Bryan y Wood nos relatan la historia del proyecto México Indígena, promovido por la Sociedad Americana de Geografía (American Geographical Society, AGS por sus siglas en inglés) a través de las Expediciones Bowman financiadas por la Oficina de Estudios Militares Extranjeros (Foreign Military Studies Office de Estados Unidos). Los autores realizan una genealogía histórica pormenorizada para explicar el proceso a partir del cual los mapas y el mapeo se han convertido en un arma política de doble filo. Esta revisión histórica va desde el colonialismo interno en Estados Unidos y su expansión internacional a través de las “guerras bananeras” en Centroamérica, hasta las batallas de la Guerra Fría y, más recientemente las estrategias de contrainsurgencia puestas en marcha en diferentes partes del mundo. Asimismo, también trazan la historia del surgimiento de los mapas como arma de defensa de territorios indígenas en el continente americano. El libro consta de nueve capítulos, en los cuales se analiza la producción y uso de los mapas a partir de tres vertientes que con frecuencia se entrelazan: la vertiente militar, la vertiente académica y la vertiente indígena.

# Tarea del ejercicio a
En los registros, cambia "Cancel" por "Cancelar" desde la línea que contiene "list-item[interactable]: F5 —" hasta la línea que contiene "field-label: User information: —", ambas incluidas. Reproduce solo esas líneas y deja todo lo demás igual.

# Registros proporcionados
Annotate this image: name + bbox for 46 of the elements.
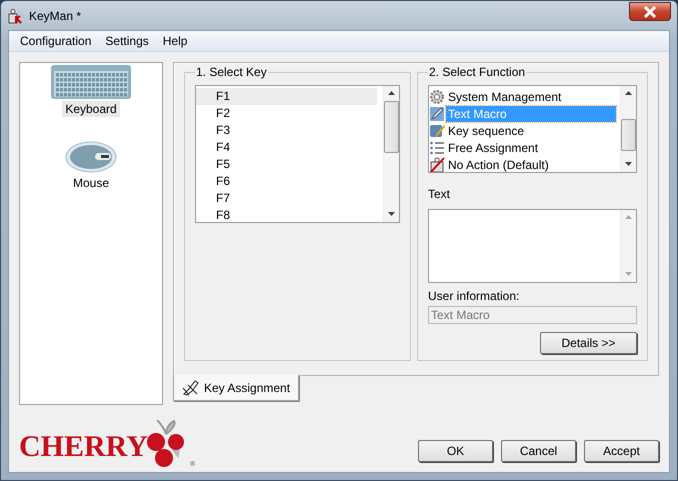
list-item[interactable]: F5 — [196, 156, 377, 173]
list-item[interactable]: F8 — [196, 207, 377, 222]
list-item[interactable]: F6 — [196, 173, 377, 190]
keyboard-icon[interactable] — [51, 63, 131, 99]
dialog-button[interactable]: Cancel — [501, 440, 576, 462]
text-field[interactable] — [428, 209, 637, 284]
field-label: Text — [428, 187, 452, 202]
logo-text: CHERRY — [19, 432, 148, 462]
list-item[interactable]: F3 — [196, 122, 377, 139]
key-list[interactable]: F1 F2 F3 F4 F5 F6 F7 F8 — [195, 85, 400, 223]
window-title: KeyMan * — [29, 8, 82, 22]
dialog-button[interactable]: OK — [418, 440, 493, 462]
app-icon — [7, 8, 23, 24]
field-label: User information: — [428, 289, 520, 304]
list-item[interactable]: F2 — [196, 105, 377, 122]
device-label[interactable]: Keyboard — [62, 101, 120, 117]
mouse-icon[interactable] — [65, 139, 117, 173]
none-icon — [429, 156, 445, 172]
tab[interactable]: Key Assignment — [173, 375, 300, 401]
details-button[interactable]: Details >> — [540, 332, 637, 354]
device-label[interactable]: Mouse — [70, 175, 112, 191]
menu-item[interactable]: Settings — [98, 34, 156, 48]
menu-item[interactable]: Help — [156, 34, 194, 48]
close-button[interactable] — [629, 2, 671, 21]
scrollbar[interactable] — [383, 86, 399, 222]
function-list[interactable]: System Management Text Macro Key sequence Free Assignment No Action (Default) — [428, 85, 637, 173]
up-arrow-icon[interactable] — [388, 91, 395, 95]
list-item[interactable]: No Action (Default) — [446, 156, 616, 172]
list-item[interactable]: F1 — [196, 88, 377, 105]
down-arrow-icon[interactable] — [388, 212, 395, 216]
down-arrow-icon[interactable] — [625, 162, 632, 166]
menu-item[interactable]: Configuration — [13, 34, 98, 48]
group-title: 1. Select Key — [195, 65, 268, 79]
group-title: 2. Select Function — [428, 65, 526, 79]
scrollbar[interactable] — [620, 86, 636, 172]
list-item[interactable]: System Management — [446, 88, 616, 104]
dialog-button[interactable]: Accept — [584, 440, 659, 462]
pencil-icon — [429, 106, 445, 122]
list-item[interactable]: F4 — [196, 139, 377, 156]
gear-icon — [429, 88, 445, 104]
up-arrow-icon[interactable] — [625, 91, 632, 95]
list-item[interactable]: Key sequence — [446, 122, 616, 138]
close-icon — [643, 6, 657, 18]
list-item[interactable]: Free Assignment — [446, 140, 616, 156]
list-item[interactable]: F7 — [196, 190, 377, 207]
list-icon — [429, 140, 445, 156]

# Tarea del ejercicio b
Enumera las vertientes desde las cuales el libro analiza la producción y el uso de los mapas, según el texto sobre el proyecto México Indígena.

# Solución a
list-item[interactable]: F5 — [196, 156, 377, 173]
list-item[interactable]: F8 — [196, 207, 377, 222]
list-item[interactable]: F6 — [196, 173, 377, 190]
keyboard-icon[interactable] — [51, 63, 131, 99]
dialog-button[interactable]: Cancelar — [501, 440, 576, 462]
text-field[interactable] — [428, 209, 637, 284]
field-label: Text — [428, 187, 452, 202]
logo-text: CHERRY — [19, 432, 148, 462]
list-item[interactable]: F3 — [196, 122, 377, 139]
key-list[interactable]: F1 F2 F3 F4 F5 F6 F7 F8 — [195, 85, 400, 223]
window-title: KeyMan * — [29, 8, 82, 22]
dialog-button[interactable]: OK — [418, 440, 493, 462]
app-icon — [7, 8, 23, 24]
field-label: User information: — [428, 289, 520, 304]

# Solución b
La vertiente militar, la vertiente académica y la vertiente indígena.